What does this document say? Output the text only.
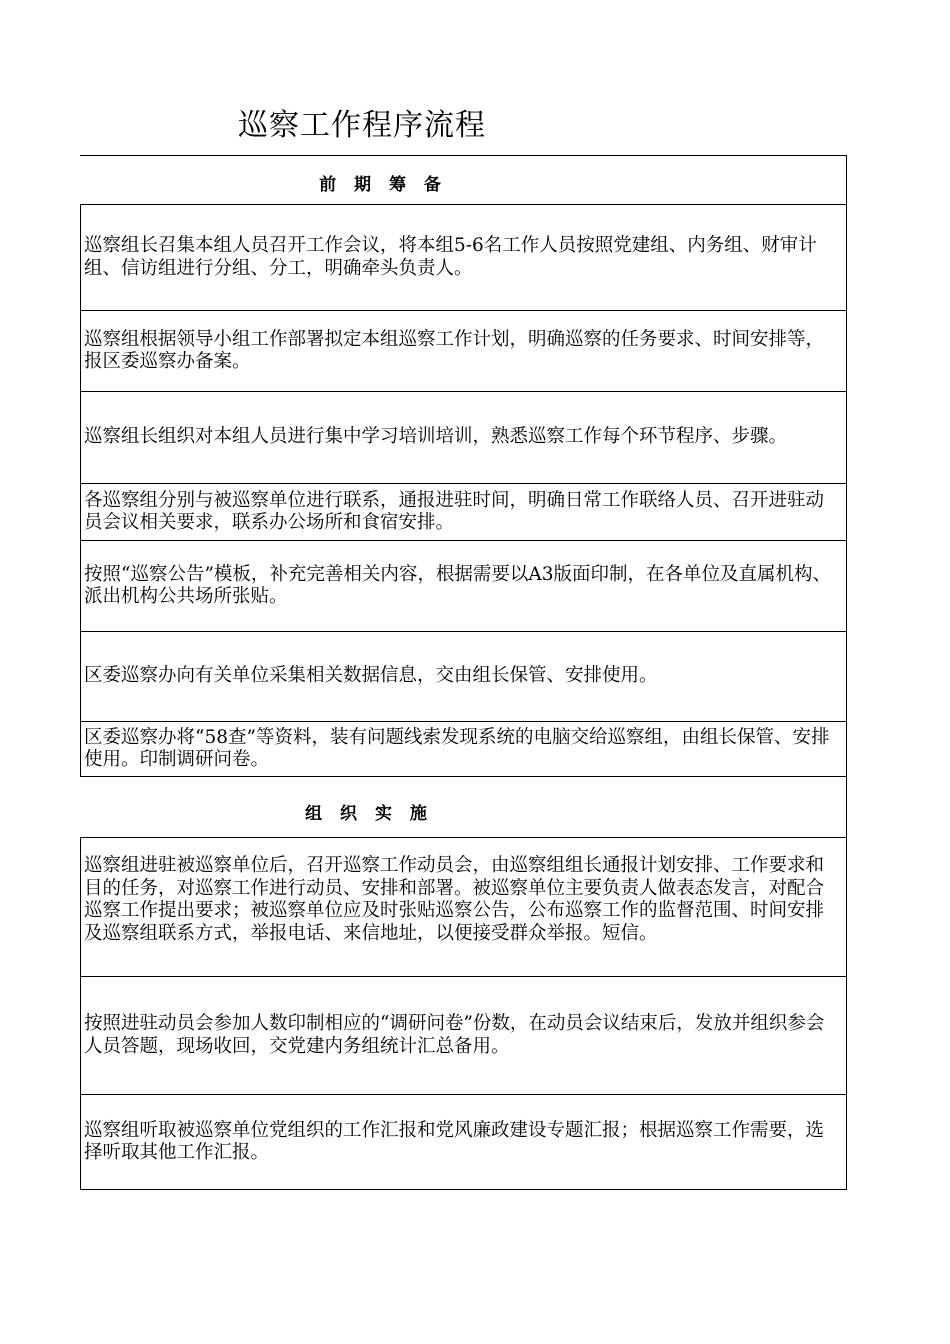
巡察工作程序流程
前 期 筹 备
巡察组长召集本组人员召开工作会议，将本组5-6名工作人员按照党建组、内务组、财审计组、信访组进行分组、分工，明确牵头负责人。
巡察组根据领导小组工作部署拟定本组巡察工作计划，明确巡察的任务要求、时间安排等，报区委巡察办备案。
巡察组长组织对本组人员进行集中学习培训培训，熟悉巡察工作每个环节程序、步骤。
各巡察组分别与被巡察单位进行联系，通报进驻时间，明确日常工作联络人员、召开进驻动员会议相关要求，联系办公场所和食宿安排。
按照“巡察公告”模板，补充完善相关内容，根据需要以A3版面印制，在各单位及直属机构、派出机构公共场所张贴。
区委巡察办向有关单位采集相关数据信息，交由组长保管、安排使用。
区委巡察办将“58查”等资料，装有问题线索发现系统的电脑交给巡察组，由组长保管、安排使用。印制调研问卷。
组 织 实 施
巡察组进驻被巡察单位后，召开巡察工作动员会，由巡察组组长通报计划安排、工作要求和目的任务，对巡察工作进行动员、安排和部署。被巡察单位主要负责人做表态发言，对配合巡察工作提出要求；被巡察单位应及时张贴巡察公告，公布巡察工作的监督范围、时间安排及巡察组联系方式，举报电话、来信地址，以便接受群众举报。短信。
按照进驻动员会参加人数印制相应的“调研问卷”份数，在动员会议结束后，发放并组织参会人员答题，现场收回，交党建内务组统计汇总备用。
巡察组听取被巡察单位党组织的工作汇报和党风廉政建设专题汇报；根据巡察工作需要，选择听取其他工作汇报。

**Problem description**
Output the data exactly. Pictures don't belong in the result.

**Exercise solution**
What does this document say? Output the text only.
巡察工作程序流程
前 期 筹 备
巡察组长召集本组人员召开工作会议，将本组5-6名工作人员按照党建组、内务组、财审计组、信访组进行分组、分工，明确牵头负责人。
巡察组根据领导小组工作部署拟定本组巡察工作计划，明确巡察的任务要求、时间安排等，报区委巡察办备案。
巡察组长组织对本组人员进行集中学习培训培训，熟悉巡察工作每个环节程序、步骤。
各巡察组分别与被巡察单位进行联系，通报进驻时间，明确日常工作联络人员、召开进驻动员会议相关要求，联系办公场所和食宿安排。
按照“巡察公告”模板，补充完善相关内容，根据需要以A3版面印制，在各单位及直属机构、派出机构公共场所张贴。
区委巡察办向有关单位采集相关数据信息，交由组长保管、安排使用。
区委巡察办将“58查”等资料，装有问题线索发现系统的电脑交给巡察组，由组长保管、安排使用。印制调研问卷。
组 织 实 施
巡察组进驻被巡察单位后，召开巡察工作动员会，由巡察组组长通报计划安排、工作要求和目的任务，对巡察工作进行动员、安排和部署。被巡察单位主要负责人做表态发言，对配合巡察工作提出要求；被巡察单位应及时张贴巡察公告，公布巡察工作的监督范围、时间安排及巡察组联系方式，举报电话、来信地址，以便接受群众举报。短信。
按照进驻动员会参加人数印制相应的“调研问卷”份数，在动员会议结束后，发放并组织参会人员答题，现场收回，交党建内务组统计汇总备用。
巡察组听取被巡察单位党组织的工作汇报和党风廉政建设专题汇报；根据巡察工作需要，选择听取其他工作汇报。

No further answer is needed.